--- begin Records shown ---

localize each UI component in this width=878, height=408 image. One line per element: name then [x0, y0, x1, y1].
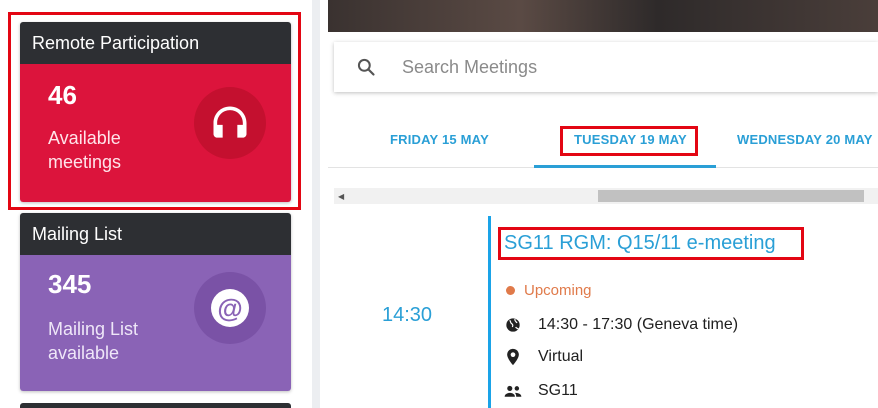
status-dot-icon	[506, 286, 515, 295]
page: Remote Participation 46 Available meetin…	[0, 0, 878, 408]
status-badge: Upcoming	[506, 282, 592, 299]
left-panel: Remote Participation 46 Available meetin…	[0, 0, 312, 408]
remote-participation-body: 46 Available meetings	[20, 64, 291, 202]
search-icon[interactable]	[356, 57, 376, 77]
group-text: SG11	[538, 382, 578, 399]
at-sign-icon: @	[194, 272, 266, 344]
search-input[interactable]	[402, 56, 822, 78]
tab-tuesday-19-may[interactable]: TUESDAY 19 MAY	[574, 132, 687, 147]
meeting-time: 14:30	[382, 304, 433, 326]
meeting-title-link[interactable]: SG11 RGM: Q15/11 e-meeting	[504, 232, 776, 255]
mailing-list-card[interactable]: Mailing List 345 Mailing List available …	[20, 213, 291, 391]
location-text: Virtual	[538, 348, 584, 365]
search-bar[interactable]	[334, 42, 878, 92]
globe-icon	[504, 316, 522, 334]
mailing-list-body: 345 Mailing List available @	[20, 255, 291, 391]
meeting-location: Virtual	[504, 348, 583, 366]
header-banner-image	[328, 0, 878, 32]
available-meetings-count: 46	[48, 80, 77, 110]
column-divider	[312, 0, 320, 408]
active-tab-indicator	[534, 165, 716, 168]
remote-participation-card[interactable]: Remote Participation 46 Available meetin…	[20, 22, 291, 202]
tab-friday-15-may[interactable]: FRIDAY 15 MAY	[390, 132, 489, 147]
horizontal-scrollbar[interactable]: ◀	[334, 188, 878, 204]
mailing-list-count: 345	[48, 269, 92, 299]
location-pin-icon	[504, 348, 522, 366]
headphones-icon	[194, 87, 266, 159]
next-card[interactable]	[20, 403, 291, 408]
schedule-text: 14:30 - 17:30 (Geneva time)	[538, 316, 739, 333]
scrollbar-thumb[interactable]	[598, 190, 864, 202]
remote-participation-title: Remote Participation	[20, 22, 291, 64]
people-icon	[504, 382, 522, 400]
meeting-timeline-bar	[488, 216, 491, 408]
mailing-list-title: Mailing List	[20, 213, 291, 255]
meeting-group: SG11	[504, 382, 578, 400]
mailing-list-label: Mailing List available	[48, 319, 139, 363]
meeting-entry: 14:30 SG11 RGM: Q15/11 e-meeting Upcomin…	[320, 212, 878, 408]
available-meetings-label: Available meetings	[48, 128, 122, 172]
date-tabs: FRIDAY 15 MAY TUESDAY 19 MAY WEDNESDAY 2…	[328, 116, 878, 168]
meeting-schedule: 14:30 - 17:30 (Geneva time)	[504, 316, 738, 334]
meetings-panel: FRIDAY 15 MAY TUESDAY 19 MAY WEDNESDAY 2…	[320, 0, 878, 408]
tab-wednesday-20-may[interactable]: WEDNESDAY 20 MAY	[737, 132, 873, 147]
status-label: Upcoming	[524, 282, 592, 299]
scroll-left-icon[interactable]: ◀	[338, 192, 344, 201]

--- end Records shown ---

— Your task —
Can you duplicate the lines from the entries above, starting with the line that contains "286, 515, 295]" and going on through the line that contains "382, 522, 400]", both included?

— Task solution —
status-dot-icon	[506, 286, 515, 295]
page: Remote Participation 46 Available meetin…	[0, 0, 878, 408]
status-badge: Upcoming	[506, 282, 592, 299]
left-panel: Remote Participation 46 Available meetin…	[0, 0, 312, 408]
remote-participation-body: 46 Available meetings	[20, 64, 291, 202]
search-icon[interactable]	[356, 57, 376, 77]
group-text: SG11	[538, 382, 578, 399]
at-sign-icon: @	[194, 272, 266, 344]
search-input[interactable]	[402, 56, 822, 78]
tab-tuesday-19-may[interactable]: TUESDAY 19 MAY	[574, 132, 687, 147]
meeting-time: 14:30	[382, 304, 433, 326]
meeting-title-link[interactable]: SG11 RGM: Q15/11 e-meeting	[504, 232, 776, 255]
mailing-list-card[interactable]: Mailing List 345 Mailing List available …	[20, 213, 291, 391]
location-text: Virtual	[538, 348, 584, 365]
search-bar[interactable]	[334, 42, 878, 92]
globe-icon	[504, 316, 522, 334]
mailing-list-body: 345 Mailing List available @	[20, 255, 291, 391]
meeting-location: Virtual	[504, 348, 583, 366]
header-banner-image	[328, 0, 878, 32]
available-meetings-count: 46	[48, 80, 77, 110]
column-divider	[312, 0, 320, 408]
active-tab-indicator	[534, 165, 716, 168]
remote-participation-card[interactable]: Remote Participation 46 Available meetin…	[20, 22, 291, 202]
tab-friday-15-may[interactable]: FRIDAY 15 MAY	[390, 132, 489, 147]
horizontal-scrollbar[interactable]: ◀	[334, 188, 878, 204]
mailing-list-count: 345	[48, 269, 92, 299]
location-pin-icon	[504, 348, 522, 366]
headphones-icon	[194, 87, 266, 159]
next-card[interactable]	[20, 403, 291, 408]
schedule-text: 14:30 - 17:30 (Geneva time)	[538, 316, 739, 333]
scrollbar-thumb[interactable]	[598, 190, 864, 202]
remote-participation-title: Remote Participation	[20, 22, 291, 64]
people-icon	[504, 382, 522, 400]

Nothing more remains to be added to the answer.